> **TASK REQUIREMENTS**
Return all of the entries exactly, with nothing added or left out.

> **SUPPLIED RECORDS**
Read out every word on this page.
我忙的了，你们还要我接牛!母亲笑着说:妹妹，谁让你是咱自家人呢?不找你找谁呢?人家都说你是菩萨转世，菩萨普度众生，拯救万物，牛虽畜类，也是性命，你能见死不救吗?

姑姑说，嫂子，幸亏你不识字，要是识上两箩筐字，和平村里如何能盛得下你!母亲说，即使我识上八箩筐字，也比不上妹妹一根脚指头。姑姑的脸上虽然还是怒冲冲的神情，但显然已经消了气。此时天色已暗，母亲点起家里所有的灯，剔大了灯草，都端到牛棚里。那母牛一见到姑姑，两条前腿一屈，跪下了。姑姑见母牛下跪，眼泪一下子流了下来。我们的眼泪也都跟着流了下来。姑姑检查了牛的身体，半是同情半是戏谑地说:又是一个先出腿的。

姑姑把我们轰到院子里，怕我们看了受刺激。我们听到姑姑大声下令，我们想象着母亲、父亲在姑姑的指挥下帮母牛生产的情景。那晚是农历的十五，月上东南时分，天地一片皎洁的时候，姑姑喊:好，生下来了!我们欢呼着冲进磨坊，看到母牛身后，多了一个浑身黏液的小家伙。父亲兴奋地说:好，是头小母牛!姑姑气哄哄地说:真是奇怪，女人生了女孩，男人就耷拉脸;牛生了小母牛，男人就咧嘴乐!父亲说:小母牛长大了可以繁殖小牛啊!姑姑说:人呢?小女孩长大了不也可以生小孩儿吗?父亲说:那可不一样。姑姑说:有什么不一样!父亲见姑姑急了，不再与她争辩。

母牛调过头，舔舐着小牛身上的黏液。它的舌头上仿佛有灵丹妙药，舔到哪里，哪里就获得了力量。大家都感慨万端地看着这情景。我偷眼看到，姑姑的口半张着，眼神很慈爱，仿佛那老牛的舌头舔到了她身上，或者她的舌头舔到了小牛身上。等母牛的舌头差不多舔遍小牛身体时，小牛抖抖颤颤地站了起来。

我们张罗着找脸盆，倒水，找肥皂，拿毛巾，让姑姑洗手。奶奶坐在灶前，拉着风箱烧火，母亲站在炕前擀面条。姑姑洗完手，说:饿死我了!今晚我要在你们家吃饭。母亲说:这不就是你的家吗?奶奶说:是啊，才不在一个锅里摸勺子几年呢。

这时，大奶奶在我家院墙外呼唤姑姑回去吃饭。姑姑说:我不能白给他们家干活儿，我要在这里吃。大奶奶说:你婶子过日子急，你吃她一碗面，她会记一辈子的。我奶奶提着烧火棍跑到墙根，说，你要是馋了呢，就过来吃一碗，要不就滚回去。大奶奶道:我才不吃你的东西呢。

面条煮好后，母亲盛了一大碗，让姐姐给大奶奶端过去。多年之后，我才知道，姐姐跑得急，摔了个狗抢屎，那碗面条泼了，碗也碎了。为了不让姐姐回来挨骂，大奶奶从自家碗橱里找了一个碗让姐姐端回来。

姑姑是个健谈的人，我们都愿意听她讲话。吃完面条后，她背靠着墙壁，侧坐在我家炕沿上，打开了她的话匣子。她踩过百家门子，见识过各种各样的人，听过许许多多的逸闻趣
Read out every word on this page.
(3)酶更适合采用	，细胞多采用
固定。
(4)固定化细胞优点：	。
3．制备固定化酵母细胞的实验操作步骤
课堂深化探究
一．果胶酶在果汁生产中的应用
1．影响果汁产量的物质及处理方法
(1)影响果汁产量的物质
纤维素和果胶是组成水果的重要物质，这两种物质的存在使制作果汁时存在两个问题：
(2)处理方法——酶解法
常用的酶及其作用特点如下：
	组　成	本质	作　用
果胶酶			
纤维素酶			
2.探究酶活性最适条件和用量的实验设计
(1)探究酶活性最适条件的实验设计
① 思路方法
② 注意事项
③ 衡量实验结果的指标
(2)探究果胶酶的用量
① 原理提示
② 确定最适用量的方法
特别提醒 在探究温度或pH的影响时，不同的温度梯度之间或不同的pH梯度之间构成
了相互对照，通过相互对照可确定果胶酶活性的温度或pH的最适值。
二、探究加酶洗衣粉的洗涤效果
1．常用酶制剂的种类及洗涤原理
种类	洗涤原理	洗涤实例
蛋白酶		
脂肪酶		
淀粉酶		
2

> **EXERCISE RESULT**
Read out every word on this page.
我忙的了，你们还要我接牛!母亲笑着说:妹妹，谁让你是咱自家人呢?不找你找谁呢?人家都说你是菩萨转世，菩萨普度众生，拯救万物，牛虽畜类，也是性命，你能见死不救吗?

姑姑说，嫂子，幸亏你不识字，要是识上两箩筐字，和平村里如何能盛得下你!母亲说，即使我识上八箩筐字，也比不上妹妹一根脚指头。姑姑的脸上虽然还是怒冲冲的神情，但显然已经消了气。此时天色已暗，母亲点起家里所有的灯，剔大了灯草，都端到牛棚里。那母牛一见到姑姑，两条前腿一屈，跪下了。姑姑见母牛下跪，眼泪一下子流了下来。我们的眼泪也都跟着流了下来。姑姑检查了牛的身体，半是同情半是戏谑地说:又是一个先出腿的。

姑姑把我们轰到院子里，怕我们看了受刺激。我们听到姑姑大声下令，我们想象着母亲、父亲在姑姑的指挥下帮母牛生产的情景。那晚是农历的十五，月上东南时分，天地一片皎洁的时候，姑姑喊:好，生下来了!我们欢呼着冲进磨坊，看到母牛身后，多了一个浑身黏液的小家伙。父亲兴奋地说:好，是头小母牛!姑姑气哄哄地说:真是奇怪，女人生了女孩，男人就耷拉脸;牛生了小母牛，男人就咧嘴乐!父亲说:小母牛长大了可以繁殖小牛啊!姑姑说:人呢?小女孩长大了不也可以生小孩儿吗?父亲说:那可不一样。姑姑说:有什么不一样!父亲见姑姑急了，不再与她争辩。

母牛调过头，舔舐着小牛身上的黏液。它的舌头上仿佛有灵丹妙药，舔到哪里，哪里就获得了力量。大家都感慨万端地看着这情景。我偷眼看到，姑姑的口半张着，眼神很慈爱，仿佛那老牛的舌头舔到了她身上，或者她的舌头舔到了小牛身上。等母牛的舌头差不多舔遍小牛身体时，小牛抖抖颤颤地站了起来。

我们张罗着找脸盆，倒水，找肥皂，拿毛巾，让姑姑洗手。奶奶坐在灶前，拉着风箱烧火，母亲站在炕前擀面条。姑姑洗完手，说:饿死我了!今晚我要在你们家吃饭。母亲说:这不就是你的家吗?奶奶说:是啊，才不在一个锅里摸勺子几年呢。

这时，大奶奶在我家院墙外呼唤姑姑回去吃饭。姑姑说:我不能白给他们家干活儿，我要在这里吃。大奶奶说:你婶子过日子急，你吃她一碗面，她会记一辈子的。我奶奶提着烧火棍跑到墙根，说，你要是馋了呢，就过来吃一碗，要不就滚回去。大奶奶道:我才不吃你的东西呢。

面条煮好后，母亲盛了一大碗，让姐姐给大奶奶端过去。多年之后，我才知道，姐姐跑得急，摔了个狗抢屎，那碗面条泼了，碗也碎了。为了不让姐姐回来挨骂，大奶奶从自家碗橱里找了一个碗让姐姐端回来。

姑姑是个健谈的人，我们都愿意听她讲话。吃完面条后，她背靠着墙壁，侧坐在我家炕沿上，打开了她的话匣子。她踩过百家门子，见识过各种各样的人，听过许许多多的逸闻趣
Read out every word on this page.
(3)酶更适合采用	，细胞多采用
固定。
(4)固定化细胞优点：	。
3．制备固定化酵母细胞的实验操作步骤
课堂深化探究
一．果胶酶在果汁生产中的应用
1．影响果汁产量的物质及处理方法
(1)影响果汁产量的物质
纤维素和果胶是组成水果的重要物质，这两种物质的存在使制作果汁时存在两个问题：
(2)处理方法——酶解法
常用的酶及其作用特点如下：
	组　成	本质	作　用
果胶酶			
纤维素酶			
2.探究酶活性最适条件和用量的实验设计
(1)探究酶活性最适条件的实验设计
① 思路方法
② 注意事项
③ 衡量实验结果的指标
(2)探究果胶酶的用量
① 原理提示
② 确定最适用量的方法
特别提醒 在探究温度或pH的影响时，不同的温度梯度之间或不同的pH梯度之间构成
了相互对照，通过相互对照可确定果胶酶活性的温度或pH的最适值。
二、探究加酶洗衣粉的洗涤效果
1．常用酶制剂的种类及洗涤原理
种类	洗涤原理	洗涤实例
蛋白酶		
脂肪酶		
淀粉酶		
2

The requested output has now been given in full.